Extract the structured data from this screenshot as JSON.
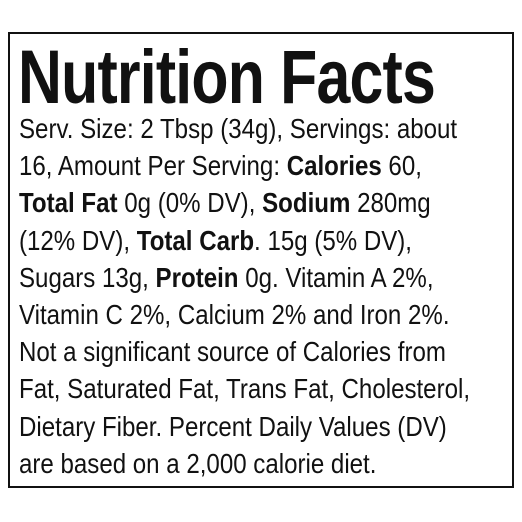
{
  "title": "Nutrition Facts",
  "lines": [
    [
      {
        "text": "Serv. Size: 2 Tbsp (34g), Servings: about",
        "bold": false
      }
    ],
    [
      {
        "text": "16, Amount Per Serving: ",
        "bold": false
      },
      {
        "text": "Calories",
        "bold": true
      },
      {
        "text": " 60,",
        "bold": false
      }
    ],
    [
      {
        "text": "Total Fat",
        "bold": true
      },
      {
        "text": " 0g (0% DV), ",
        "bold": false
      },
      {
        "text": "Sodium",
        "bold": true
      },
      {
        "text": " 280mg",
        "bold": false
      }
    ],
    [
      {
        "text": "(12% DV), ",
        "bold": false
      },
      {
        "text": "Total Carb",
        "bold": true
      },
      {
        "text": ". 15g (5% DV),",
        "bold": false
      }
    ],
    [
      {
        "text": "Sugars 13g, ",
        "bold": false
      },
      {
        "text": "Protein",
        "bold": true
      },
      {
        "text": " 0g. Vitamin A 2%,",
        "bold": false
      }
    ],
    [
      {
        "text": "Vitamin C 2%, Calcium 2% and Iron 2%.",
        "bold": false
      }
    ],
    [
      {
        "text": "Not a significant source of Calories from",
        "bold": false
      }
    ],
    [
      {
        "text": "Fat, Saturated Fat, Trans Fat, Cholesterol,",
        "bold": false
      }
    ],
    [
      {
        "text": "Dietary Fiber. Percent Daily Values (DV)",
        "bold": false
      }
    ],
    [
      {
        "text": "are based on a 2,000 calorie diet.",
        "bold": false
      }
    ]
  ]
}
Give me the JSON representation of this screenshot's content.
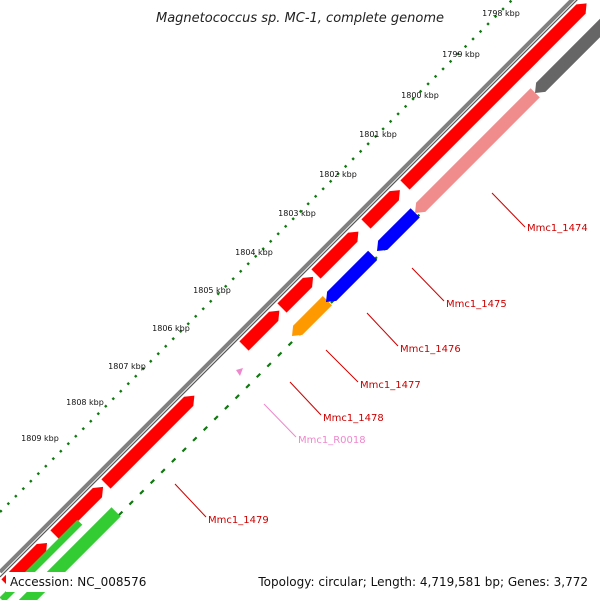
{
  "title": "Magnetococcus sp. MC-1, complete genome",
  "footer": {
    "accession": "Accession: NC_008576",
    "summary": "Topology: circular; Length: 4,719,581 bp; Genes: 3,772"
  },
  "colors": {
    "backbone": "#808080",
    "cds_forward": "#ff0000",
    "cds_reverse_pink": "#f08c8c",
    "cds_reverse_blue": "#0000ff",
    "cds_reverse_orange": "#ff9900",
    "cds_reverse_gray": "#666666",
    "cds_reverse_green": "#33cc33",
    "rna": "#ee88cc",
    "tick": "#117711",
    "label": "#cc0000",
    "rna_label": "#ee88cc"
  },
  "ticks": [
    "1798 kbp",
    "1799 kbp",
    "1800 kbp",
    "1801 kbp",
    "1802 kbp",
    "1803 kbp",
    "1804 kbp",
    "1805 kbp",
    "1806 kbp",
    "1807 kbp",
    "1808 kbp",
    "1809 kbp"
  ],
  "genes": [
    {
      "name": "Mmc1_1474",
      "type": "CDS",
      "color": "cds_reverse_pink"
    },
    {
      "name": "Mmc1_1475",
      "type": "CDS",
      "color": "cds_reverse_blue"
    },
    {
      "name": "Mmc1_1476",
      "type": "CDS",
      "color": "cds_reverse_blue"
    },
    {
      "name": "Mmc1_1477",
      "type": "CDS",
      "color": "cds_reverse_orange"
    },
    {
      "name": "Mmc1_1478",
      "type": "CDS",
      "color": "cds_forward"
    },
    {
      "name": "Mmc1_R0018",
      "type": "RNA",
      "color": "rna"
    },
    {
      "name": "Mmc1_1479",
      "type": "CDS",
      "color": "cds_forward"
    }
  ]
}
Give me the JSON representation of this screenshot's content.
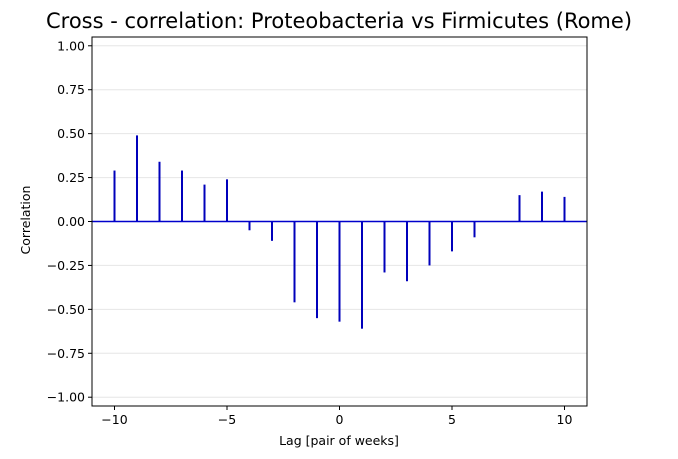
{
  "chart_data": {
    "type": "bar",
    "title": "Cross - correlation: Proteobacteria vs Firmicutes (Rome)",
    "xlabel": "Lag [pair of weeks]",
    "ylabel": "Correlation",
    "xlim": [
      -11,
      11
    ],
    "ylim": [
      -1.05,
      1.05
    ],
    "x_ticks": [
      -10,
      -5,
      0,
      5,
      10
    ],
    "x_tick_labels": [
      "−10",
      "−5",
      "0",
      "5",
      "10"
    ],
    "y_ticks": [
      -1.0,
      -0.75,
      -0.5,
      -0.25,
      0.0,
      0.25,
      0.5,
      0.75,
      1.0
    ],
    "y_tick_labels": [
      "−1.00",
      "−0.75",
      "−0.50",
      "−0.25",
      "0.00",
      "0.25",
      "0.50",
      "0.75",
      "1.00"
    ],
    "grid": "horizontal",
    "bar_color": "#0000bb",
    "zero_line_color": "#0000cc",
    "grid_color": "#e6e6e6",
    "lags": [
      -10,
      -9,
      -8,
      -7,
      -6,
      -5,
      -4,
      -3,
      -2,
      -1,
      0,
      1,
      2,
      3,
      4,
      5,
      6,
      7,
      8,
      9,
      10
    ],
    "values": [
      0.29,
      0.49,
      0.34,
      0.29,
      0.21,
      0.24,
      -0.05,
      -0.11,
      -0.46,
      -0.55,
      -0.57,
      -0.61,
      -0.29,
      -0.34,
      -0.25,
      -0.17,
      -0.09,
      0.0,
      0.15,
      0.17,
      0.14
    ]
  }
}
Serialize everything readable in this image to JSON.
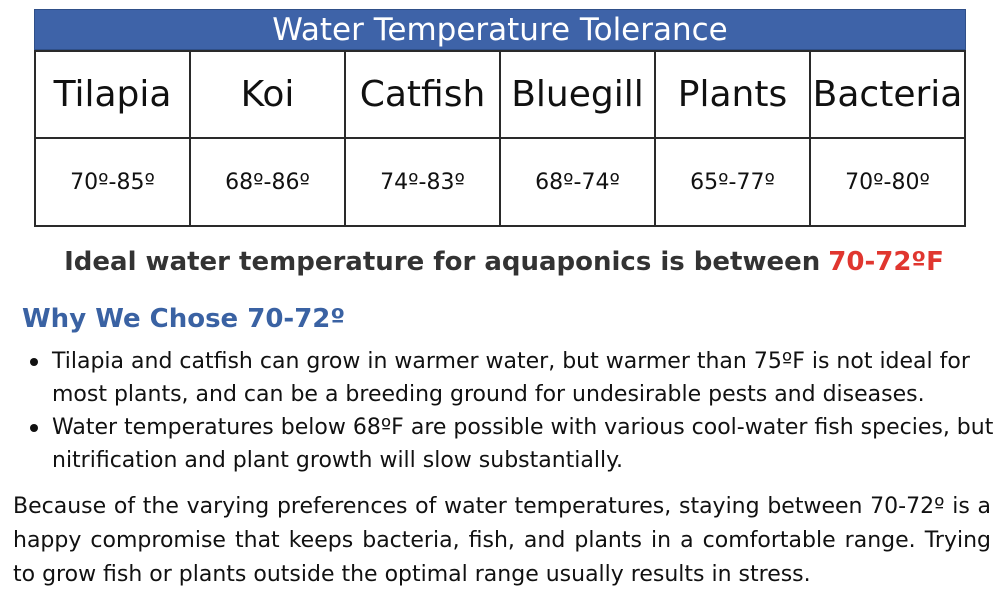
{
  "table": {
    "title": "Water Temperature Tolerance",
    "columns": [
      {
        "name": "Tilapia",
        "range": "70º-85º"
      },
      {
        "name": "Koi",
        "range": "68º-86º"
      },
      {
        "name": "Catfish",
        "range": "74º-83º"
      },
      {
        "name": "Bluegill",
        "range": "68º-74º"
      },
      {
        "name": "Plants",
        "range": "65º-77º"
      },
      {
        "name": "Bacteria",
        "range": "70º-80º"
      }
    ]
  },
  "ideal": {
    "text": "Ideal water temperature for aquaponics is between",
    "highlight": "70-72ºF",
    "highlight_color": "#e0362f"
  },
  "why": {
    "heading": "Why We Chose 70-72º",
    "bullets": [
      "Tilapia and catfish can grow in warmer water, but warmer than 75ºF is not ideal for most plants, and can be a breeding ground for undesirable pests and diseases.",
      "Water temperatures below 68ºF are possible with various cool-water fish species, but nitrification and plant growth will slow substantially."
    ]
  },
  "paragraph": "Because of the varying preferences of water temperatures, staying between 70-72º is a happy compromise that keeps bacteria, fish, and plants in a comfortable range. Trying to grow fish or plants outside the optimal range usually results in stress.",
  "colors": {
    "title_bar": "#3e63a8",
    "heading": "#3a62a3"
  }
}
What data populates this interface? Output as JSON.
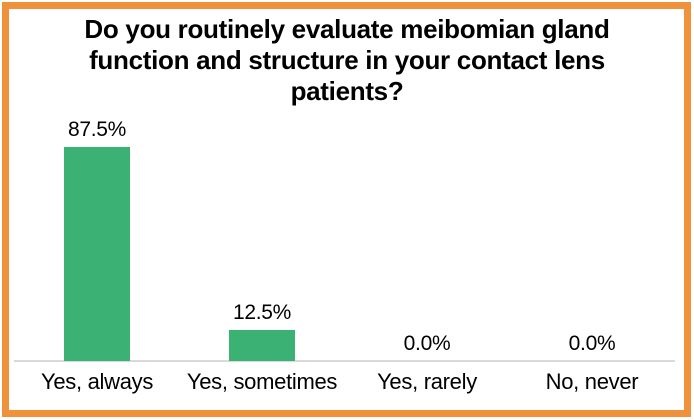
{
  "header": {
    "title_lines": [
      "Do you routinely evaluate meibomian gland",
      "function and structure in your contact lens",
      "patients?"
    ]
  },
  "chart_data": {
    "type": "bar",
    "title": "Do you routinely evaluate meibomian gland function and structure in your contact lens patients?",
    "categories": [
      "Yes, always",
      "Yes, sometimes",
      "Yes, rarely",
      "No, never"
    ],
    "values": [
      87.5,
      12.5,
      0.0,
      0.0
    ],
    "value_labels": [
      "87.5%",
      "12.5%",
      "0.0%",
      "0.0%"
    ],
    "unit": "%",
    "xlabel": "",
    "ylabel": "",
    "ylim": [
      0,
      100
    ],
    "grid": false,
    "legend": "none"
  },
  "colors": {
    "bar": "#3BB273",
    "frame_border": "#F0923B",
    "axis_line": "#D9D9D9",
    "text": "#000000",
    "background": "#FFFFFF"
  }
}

#### Exercise requirements
Each line above that holds the string "JSON" should be copied and shown.

#### Answer for this exercise
Extract the structured data from this screenshot as JSON.
Give me the JSON representation of this screenshot's content.
Give me the JSON representation of this screenshot's content.
Serialize everything readable in this image to JSON.
What data populates this interface? Output as JSON.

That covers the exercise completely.